*** EXCERPTED TEXT ***

The 4-0 decision capped a months-long debate during which district administrators, teachers, students and parents wrangled about whether the nonfiction novel was appropriate for teenage readers. School board member Mary Boger, who had spoken out against including the book on the list of approved reading material, abstained from the vote.

“I think the board did a service to the community by talking about the importance of literature in the public school curriculum,” said longtime Glendale High School English teacher Holly Ciotti. “Not only am I looking forward to assigning the book to my AP students, they are chomping at the bit to read it.”

“In Cold Blood” became a point of contention last spring after Ciotti requested to add it to a list of books approved for AP language, a course that enrolls top 11th-grade English students and focuses on rhetoric and debate.

The work — first published in 1965 and widely read by high school and college students throughout the country — received unanimous approval from the district’s English Curriculum Study Committee. But it raised red flags with the Secondary Education and PTA councils.

Some school board members, charged with the final decision, also expressed strong reservations, including whether the contents of the book, which details the brutal murder of a Kansas farmer and his family, are too violent for a young audience. They also worried about how the district would provide a suitable alternative for families who did not want their child to read it.

***

→ **WORK REQUEST 1**
List the groups of people that the news excerpt about the "In Cold Blood" vote says wrangled over whether the nonfiction novel suited teenage readers.
→ **WORK REQUEST 2**
Duplicate part of the news excerpt about the "In Cold Blood" vote, beginning at the words "The work — first" and stopping after the words "child to read it.".
→ **WORK REQUEST 3**
Pick up the news excerpt about the "In Cold Blood" vote after its final sentence and continue it.

*** SUPPLIED RECORDS ***

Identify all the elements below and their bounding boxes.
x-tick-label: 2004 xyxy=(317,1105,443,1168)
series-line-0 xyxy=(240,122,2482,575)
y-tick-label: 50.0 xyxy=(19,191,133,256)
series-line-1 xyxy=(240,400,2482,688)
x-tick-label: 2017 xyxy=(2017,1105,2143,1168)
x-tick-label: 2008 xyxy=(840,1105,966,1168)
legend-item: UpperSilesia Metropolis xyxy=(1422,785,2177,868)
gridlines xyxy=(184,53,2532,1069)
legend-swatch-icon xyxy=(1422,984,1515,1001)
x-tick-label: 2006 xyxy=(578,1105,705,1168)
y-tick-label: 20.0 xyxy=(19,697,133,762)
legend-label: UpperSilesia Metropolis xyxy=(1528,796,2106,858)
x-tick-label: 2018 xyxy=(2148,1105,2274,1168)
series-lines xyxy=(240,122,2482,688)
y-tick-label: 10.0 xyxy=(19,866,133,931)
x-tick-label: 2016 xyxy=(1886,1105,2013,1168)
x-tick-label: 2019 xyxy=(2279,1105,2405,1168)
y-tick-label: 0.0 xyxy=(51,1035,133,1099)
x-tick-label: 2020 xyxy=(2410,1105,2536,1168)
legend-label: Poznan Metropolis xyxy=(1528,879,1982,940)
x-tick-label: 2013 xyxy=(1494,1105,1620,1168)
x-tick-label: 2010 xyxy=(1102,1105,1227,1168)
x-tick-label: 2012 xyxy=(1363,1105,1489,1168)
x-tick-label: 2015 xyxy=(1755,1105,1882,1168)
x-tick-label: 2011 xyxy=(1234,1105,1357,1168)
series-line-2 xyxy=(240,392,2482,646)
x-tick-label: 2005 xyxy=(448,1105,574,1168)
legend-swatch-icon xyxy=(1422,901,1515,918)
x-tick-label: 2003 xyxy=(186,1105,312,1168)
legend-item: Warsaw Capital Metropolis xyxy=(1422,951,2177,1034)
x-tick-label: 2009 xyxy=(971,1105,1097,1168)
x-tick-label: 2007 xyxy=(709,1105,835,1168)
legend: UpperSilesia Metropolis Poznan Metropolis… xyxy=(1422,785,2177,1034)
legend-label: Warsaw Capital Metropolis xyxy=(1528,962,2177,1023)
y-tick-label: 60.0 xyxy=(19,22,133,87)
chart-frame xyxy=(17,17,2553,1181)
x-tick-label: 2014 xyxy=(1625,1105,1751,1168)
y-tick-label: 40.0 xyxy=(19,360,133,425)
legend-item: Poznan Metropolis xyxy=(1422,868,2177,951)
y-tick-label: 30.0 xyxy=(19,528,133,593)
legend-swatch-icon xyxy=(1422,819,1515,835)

***

→ **EXERCISE ANSWER 1**
district administrators, teachers, students, parents

→ **EXERCISE ANSWER 2**
The work — first published in 1965 and widely read by high school and college students throughout the country — received unanimous approval from the district’s English Curriculum Study Committee. But it raised red flags with the Secondary Education and PTA councils.

Some school board members, charged with the final decision, also expressed strong reservations, including whether the contents of the book, which details the brutal murder of a Kansas farmer and his family, are too violent for a young audience. They also worried about how the district would provide a suitable alternative for families who did not want their child to read it.

→ **EXERCISE ANSWER 3**
The debate, which expanded beyond Glendale Unified boundaries, irked at least some local community members. During the school board meeting Tuesday, Franklin Elementary School parent and former school board candidate Jennifer Freemon criticized what she described as a lack of respect for teachers’ professional expertise.

“My concern is that all of this that is coming out has really made Glendale look like a sub-par district and not the academically rigorous district that we are,” Freemon said.

Boger said she chose to abstain because she could neither recommend the book, nor deny anyone the opportunity to read it.

“Yes, I know our AP kids are smart,” Boger said. “But as the mother of several AP students, I can unequivocally state that ‘smart’ does not mean ‘mature.’ And yes, I know the book may appear on the AP exam, however, I have yet to hear of one of our students failing an AP exam because they had not read the book.”

Other board members acknowledged the weighty nature of “In Cold Blood,” but ultimately supported it.

Board Vice President Christine Walters said that she has seen video games on the television in her family room that are more gory than the book, adding that reading “In Cold Blood” gives students an opportunity to discuss violence in a mature context.

“It humanized everybody that was involved in the whole story,” Walters said. “The reader knows a lot about those that were victims, the reader knows a lot about those who committed the crimes. The reader knows a lot about what the reaction was in the community, the fear that was created.”